## Stated task
Without the pictures, output the records below word for word.

## Extracted material

■ ■ ■ ■

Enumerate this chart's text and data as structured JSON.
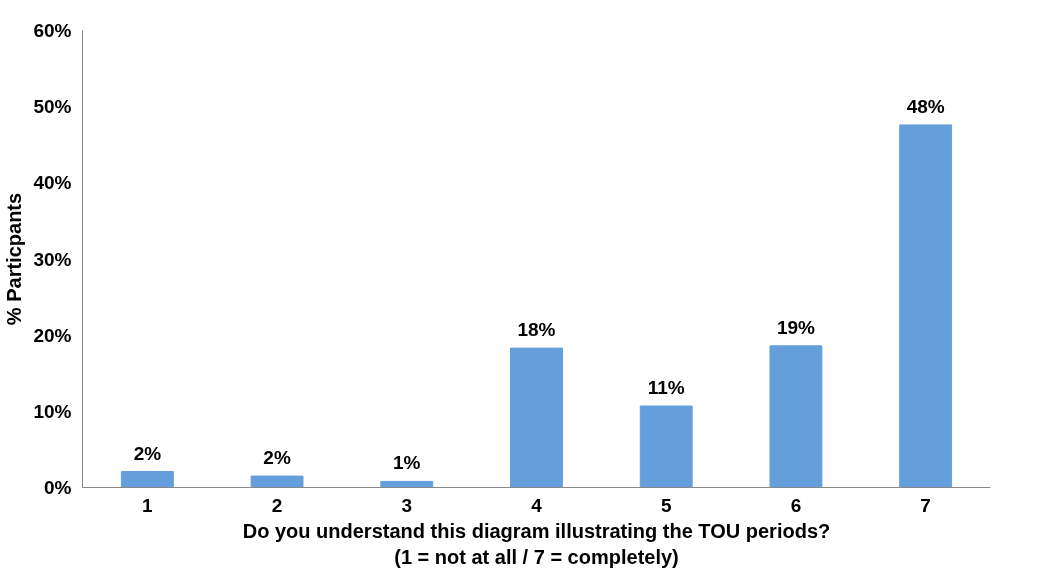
{
  "chart_data": {
    "type": "bar",
    "categories": [
      "1",
      "2",
      "3",
      "4",
      "5",
      "6",
      "7"
    ],
    "values": [
      2.1,
      1.5,
      0.8,
      18.3,
      10.7,
      18.6,
      47.6
    ],
    "value_labels": [
      "2%",
      "2%",
      "1%",
      "18%",
      "11%",
      "19%",
      "48%"
    ],
    "color": "#649fdc",
    "xlabel": "Do you understand this diagram illustrating the TOU periods?\n(1 = not at all / 7 = completely)",
    "ylabel": "% Particpants",
    "ylim": [
      0,
      60
    ],
    "yticks": [
      {
        "value": 0,
        "label": "0%"
      },
      {
        "value": 10,
        "label": "10%"
      },
      {
        "value": 20,
        "label": "20%"
      },
      {
        "value": 30,
        "label": "30%"
      },
      {
        "value": 40,
        "label": "40%"
      },
      {
        "value": 50,
        "label": "50%"
      },
      {
        "value": 60,
        "label": "60%"
      }
    ],
    "grid": false
  }
}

■ ■ ■ ■

## Answer to this task
Enumerate this chart's text and data as structured JSON.
{
  "chart_data": {
    "type": "bar",
    "categories": [
      "1",
      "2",
      "3",
      "4",
      "5",
      "6",
      "7"
    ],
    "values": [
      2.1,
      1.5,
      0.8,
      18.3,
      10.7,
      18.6,
      47.6
    ],
    "value_labels": [
      "2%",
      "2%",
      "1%",
      "18%",
      "11%",
      "19%",
      "48%"
    ],
    "color": "#649fdc",
    "xlabel": "Do you understand this diagram illustrating the TOU periods?\n(1 = not at all / 7 = completely)",
    "ylabel": "% Particpants",
    "ylim": [
      0,
      60
    ],
    "yticks": [
      {
        "value": 0,
        "label": "0%"
      },
      {
        "value": 10,
        "label": "10%"
      },
      {
        "value": 20,
        "label": "20%"
      },
      {
        "value": 30,
        "label": "30%"
      },
      {
        "value": 40,
        "label": "40%"
      },
      {
        "value": 50,
        "label": "50%"
      },
      {
        "value": 60,
        "label": "60%"
      }
    ],
    "grid": false
  }
}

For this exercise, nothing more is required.